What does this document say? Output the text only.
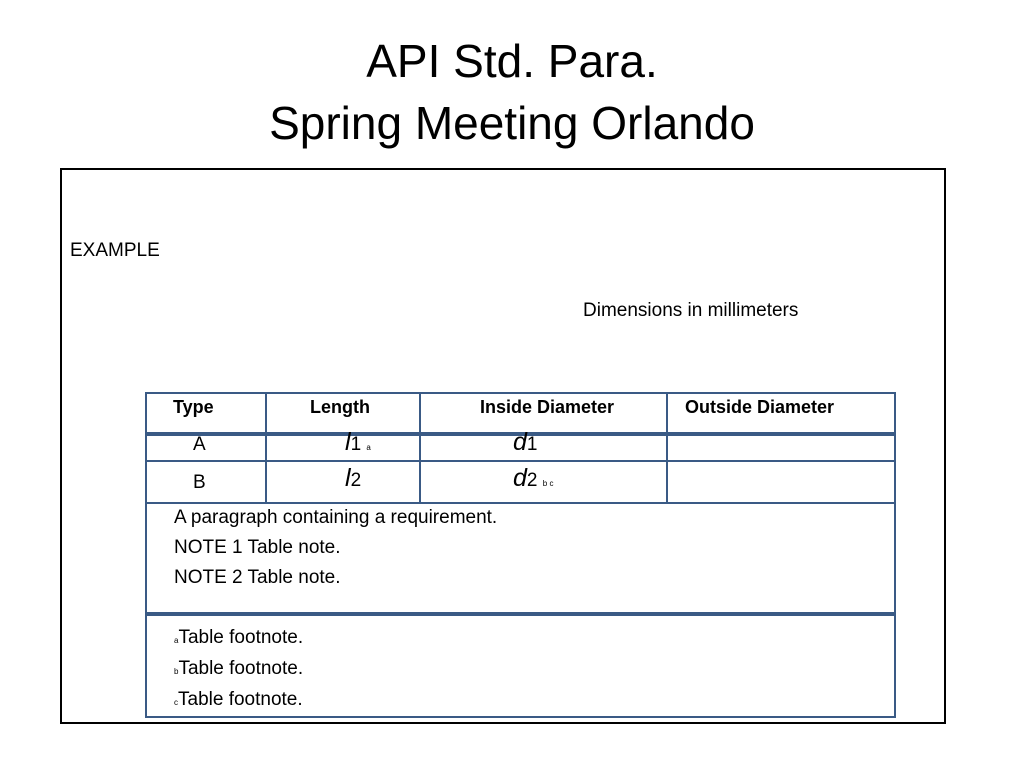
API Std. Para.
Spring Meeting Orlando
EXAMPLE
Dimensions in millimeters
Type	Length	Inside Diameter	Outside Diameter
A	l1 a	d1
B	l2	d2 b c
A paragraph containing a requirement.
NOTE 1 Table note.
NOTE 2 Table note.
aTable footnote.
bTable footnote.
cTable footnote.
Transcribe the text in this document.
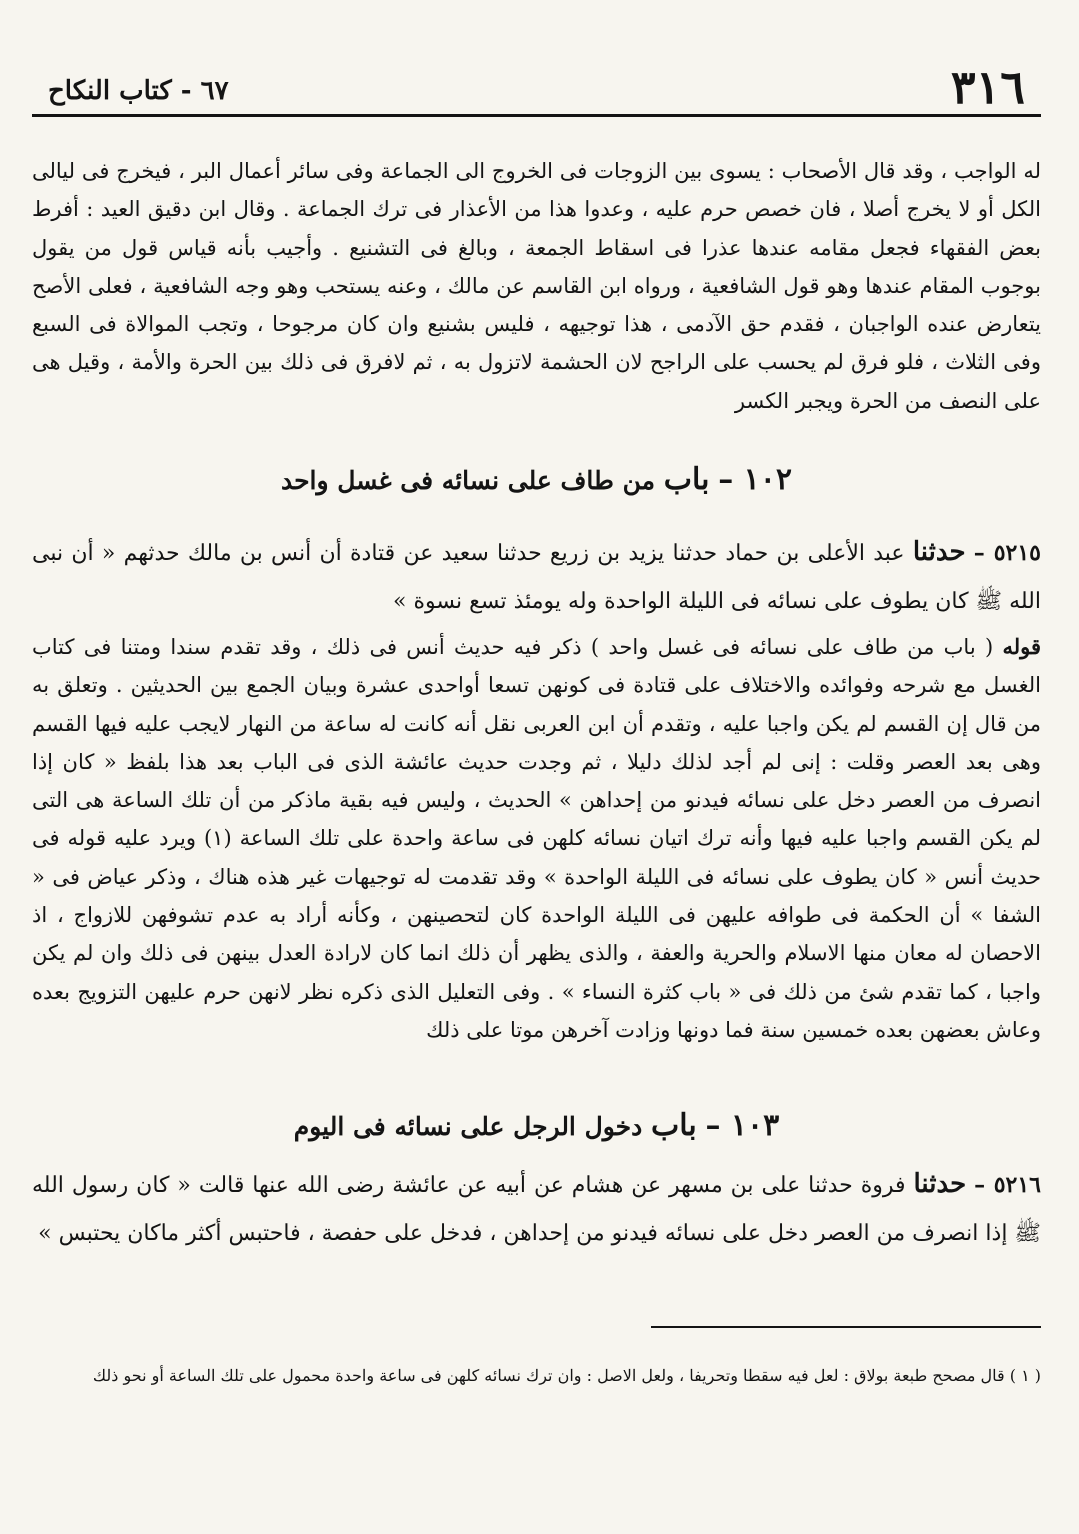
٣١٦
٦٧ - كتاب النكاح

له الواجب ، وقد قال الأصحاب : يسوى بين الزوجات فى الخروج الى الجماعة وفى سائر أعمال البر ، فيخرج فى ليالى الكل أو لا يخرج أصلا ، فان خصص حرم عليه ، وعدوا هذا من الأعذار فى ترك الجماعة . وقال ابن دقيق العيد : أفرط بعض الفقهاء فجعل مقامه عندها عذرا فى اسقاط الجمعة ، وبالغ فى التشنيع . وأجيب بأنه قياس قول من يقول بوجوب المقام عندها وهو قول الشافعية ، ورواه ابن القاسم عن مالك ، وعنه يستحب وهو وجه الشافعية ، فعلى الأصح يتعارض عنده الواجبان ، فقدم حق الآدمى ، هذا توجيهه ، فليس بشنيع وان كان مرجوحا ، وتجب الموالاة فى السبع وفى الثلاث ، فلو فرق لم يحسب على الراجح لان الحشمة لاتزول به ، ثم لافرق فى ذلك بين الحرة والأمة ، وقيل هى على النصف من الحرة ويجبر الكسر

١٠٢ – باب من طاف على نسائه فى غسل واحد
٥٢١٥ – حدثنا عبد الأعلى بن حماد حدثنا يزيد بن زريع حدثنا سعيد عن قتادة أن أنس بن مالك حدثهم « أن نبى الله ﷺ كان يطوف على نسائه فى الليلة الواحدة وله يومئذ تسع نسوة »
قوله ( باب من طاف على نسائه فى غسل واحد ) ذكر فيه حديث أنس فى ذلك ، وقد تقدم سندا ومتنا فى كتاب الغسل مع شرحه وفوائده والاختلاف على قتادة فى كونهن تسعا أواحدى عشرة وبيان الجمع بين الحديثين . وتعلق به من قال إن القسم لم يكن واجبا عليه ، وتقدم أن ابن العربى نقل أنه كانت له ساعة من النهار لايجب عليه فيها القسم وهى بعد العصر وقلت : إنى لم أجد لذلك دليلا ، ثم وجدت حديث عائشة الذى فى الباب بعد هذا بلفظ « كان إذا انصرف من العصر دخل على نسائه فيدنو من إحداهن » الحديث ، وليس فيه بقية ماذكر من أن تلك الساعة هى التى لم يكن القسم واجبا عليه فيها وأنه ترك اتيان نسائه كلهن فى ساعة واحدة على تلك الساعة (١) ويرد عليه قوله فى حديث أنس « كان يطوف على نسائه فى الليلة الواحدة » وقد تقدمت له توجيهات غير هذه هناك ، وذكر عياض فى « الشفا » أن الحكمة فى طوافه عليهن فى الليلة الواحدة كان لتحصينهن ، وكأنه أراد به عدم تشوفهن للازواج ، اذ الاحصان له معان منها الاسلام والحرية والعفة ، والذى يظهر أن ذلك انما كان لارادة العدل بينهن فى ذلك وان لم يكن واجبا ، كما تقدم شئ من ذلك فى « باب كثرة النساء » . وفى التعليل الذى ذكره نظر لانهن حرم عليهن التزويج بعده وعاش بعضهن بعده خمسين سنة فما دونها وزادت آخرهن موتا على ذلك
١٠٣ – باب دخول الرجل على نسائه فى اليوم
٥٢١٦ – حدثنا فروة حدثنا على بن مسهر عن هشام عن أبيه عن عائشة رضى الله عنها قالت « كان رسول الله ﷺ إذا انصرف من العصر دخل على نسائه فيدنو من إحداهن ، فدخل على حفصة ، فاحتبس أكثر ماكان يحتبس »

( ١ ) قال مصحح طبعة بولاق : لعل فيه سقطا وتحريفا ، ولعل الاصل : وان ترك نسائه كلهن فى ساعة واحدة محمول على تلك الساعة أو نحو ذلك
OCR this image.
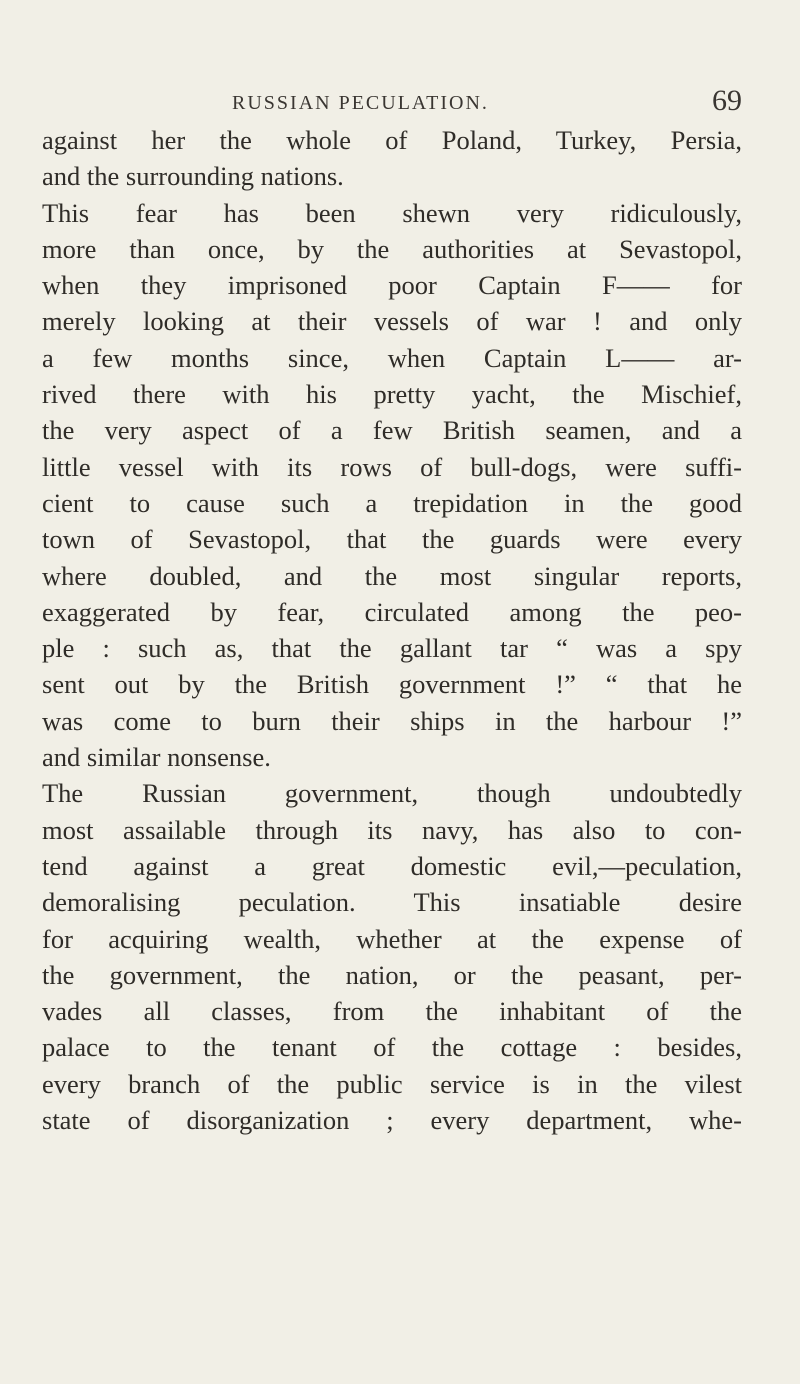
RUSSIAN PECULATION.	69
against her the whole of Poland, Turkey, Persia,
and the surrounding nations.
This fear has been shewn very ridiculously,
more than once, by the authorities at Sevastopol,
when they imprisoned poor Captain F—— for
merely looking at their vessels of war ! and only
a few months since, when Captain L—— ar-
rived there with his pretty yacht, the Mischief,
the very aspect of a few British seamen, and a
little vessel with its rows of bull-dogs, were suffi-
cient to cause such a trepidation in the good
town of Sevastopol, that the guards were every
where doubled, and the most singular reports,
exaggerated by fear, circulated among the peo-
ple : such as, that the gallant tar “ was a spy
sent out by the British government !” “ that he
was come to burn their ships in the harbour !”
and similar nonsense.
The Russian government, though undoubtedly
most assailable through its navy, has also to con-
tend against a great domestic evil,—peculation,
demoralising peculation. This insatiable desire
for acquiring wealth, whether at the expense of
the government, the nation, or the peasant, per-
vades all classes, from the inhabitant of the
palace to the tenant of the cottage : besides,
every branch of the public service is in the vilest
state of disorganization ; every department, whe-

• Request: Look for "Captain" and pull out every line that has it.

• Exercise response:
when they imprisoned poor Captain F—— for
a few months since, when Captain L—— ar-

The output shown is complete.